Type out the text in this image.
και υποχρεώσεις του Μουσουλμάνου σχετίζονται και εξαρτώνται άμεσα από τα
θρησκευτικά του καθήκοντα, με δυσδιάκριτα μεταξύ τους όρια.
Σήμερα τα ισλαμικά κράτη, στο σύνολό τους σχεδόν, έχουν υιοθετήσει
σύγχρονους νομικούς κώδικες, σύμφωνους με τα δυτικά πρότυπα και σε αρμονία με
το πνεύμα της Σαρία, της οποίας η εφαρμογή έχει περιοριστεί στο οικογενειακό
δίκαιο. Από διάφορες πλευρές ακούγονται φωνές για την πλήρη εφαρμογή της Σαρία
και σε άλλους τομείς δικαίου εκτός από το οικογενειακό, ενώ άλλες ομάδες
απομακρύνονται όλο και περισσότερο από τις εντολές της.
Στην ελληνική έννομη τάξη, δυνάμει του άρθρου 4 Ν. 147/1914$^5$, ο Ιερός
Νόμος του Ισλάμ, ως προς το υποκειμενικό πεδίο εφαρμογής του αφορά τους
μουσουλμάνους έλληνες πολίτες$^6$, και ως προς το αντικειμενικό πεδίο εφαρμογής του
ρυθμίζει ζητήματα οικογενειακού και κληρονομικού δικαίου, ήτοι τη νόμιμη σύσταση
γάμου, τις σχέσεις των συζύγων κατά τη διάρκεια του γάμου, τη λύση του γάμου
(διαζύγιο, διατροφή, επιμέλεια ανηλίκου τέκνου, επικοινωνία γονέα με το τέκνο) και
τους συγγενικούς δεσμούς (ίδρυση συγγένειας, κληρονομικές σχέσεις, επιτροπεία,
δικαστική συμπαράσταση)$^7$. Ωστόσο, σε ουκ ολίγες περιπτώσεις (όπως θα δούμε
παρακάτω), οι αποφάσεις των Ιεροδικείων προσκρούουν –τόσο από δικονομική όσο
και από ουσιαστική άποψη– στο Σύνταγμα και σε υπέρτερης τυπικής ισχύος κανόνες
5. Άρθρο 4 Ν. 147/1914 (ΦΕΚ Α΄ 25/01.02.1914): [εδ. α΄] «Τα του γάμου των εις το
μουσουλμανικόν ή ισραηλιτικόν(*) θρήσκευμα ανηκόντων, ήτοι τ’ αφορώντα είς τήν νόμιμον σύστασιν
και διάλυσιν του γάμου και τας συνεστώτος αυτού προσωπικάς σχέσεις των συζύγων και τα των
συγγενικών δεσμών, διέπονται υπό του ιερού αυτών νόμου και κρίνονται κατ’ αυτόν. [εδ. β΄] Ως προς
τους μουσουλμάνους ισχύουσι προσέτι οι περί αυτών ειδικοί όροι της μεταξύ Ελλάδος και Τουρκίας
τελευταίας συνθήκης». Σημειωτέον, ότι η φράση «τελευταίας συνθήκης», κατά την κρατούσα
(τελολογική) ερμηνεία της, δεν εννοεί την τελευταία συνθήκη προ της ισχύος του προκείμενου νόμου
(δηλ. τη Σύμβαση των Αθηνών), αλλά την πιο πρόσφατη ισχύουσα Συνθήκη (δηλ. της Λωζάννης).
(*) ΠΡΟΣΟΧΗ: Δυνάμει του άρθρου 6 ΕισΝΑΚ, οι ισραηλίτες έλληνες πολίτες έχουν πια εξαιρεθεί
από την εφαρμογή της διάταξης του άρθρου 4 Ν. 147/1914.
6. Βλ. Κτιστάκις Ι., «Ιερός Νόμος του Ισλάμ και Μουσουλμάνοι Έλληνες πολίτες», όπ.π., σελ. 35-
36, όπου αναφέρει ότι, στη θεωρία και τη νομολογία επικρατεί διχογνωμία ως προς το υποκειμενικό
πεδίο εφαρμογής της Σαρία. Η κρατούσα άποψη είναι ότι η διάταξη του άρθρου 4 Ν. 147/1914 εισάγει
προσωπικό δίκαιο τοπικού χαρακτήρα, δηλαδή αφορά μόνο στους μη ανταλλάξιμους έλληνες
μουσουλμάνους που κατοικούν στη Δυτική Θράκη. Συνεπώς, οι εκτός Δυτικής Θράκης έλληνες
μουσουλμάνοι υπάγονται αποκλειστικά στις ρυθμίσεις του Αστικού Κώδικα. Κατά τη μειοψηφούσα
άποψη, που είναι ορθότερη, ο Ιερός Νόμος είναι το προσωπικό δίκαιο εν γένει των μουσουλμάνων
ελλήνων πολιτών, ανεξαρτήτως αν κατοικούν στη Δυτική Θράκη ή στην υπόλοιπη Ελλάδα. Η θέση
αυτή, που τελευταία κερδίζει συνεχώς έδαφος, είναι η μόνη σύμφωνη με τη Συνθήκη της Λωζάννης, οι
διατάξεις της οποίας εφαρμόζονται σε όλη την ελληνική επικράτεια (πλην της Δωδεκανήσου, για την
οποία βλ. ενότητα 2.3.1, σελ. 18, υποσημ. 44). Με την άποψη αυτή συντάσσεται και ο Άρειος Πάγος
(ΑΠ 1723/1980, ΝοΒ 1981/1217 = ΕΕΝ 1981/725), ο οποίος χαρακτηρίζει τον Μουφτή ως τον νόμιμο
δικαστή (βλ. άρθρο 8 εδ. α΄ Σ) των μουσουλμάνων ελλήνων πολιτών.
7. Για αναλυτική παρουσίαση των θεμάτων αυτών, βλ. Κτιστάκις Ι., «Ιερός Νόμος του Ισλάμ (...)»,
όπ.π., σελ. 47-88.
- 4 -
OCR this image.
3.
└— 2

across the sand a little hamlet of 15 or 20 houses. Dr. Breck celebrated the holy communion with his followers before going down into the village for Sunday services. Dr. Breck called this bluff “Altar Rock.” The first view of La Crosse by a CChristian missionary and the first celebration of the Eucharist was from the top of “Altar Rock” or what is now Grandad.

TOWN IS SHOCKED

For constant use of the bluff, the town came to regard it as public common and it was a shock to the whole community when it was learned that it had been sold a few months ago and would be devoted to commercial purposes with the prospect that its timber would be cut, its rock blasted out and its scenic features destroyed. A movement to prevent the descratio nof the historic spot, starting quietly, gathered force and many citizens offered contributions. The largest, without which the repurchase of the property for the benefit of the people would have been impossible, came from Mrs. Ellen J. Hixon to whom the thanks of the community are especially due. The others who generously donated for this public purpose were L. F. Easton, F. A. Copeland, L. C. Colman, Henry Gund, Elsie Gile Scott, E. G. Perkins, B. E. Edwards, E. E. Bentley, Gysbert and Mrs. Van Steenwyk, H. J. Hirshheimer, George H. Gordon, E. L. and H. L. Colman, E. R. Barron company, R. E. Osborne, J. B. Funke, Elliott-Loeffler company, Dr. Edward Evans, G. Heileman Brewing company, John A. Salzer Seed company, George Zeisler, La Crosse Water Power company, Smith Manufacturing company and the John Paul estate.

|---|

Stated goal:
Wherever a line in the data above holds "γάμου", copy that line.

In response:
γάμου, τις σχέσεις των συζύγων κατά τη διάρκεια του γάμου, τη λύση του γάμου
5. Άρθρο 4 Ν. 147/1914 (ΦΕΚ Α΄ 25/01.02.1914): [εδ. α΄] «Τα του γάμου των εις το
και διάλυσιν του γάμου και τας συνεστώτος αυτού προσωπικάς σχέσεις των συζύγων και τα των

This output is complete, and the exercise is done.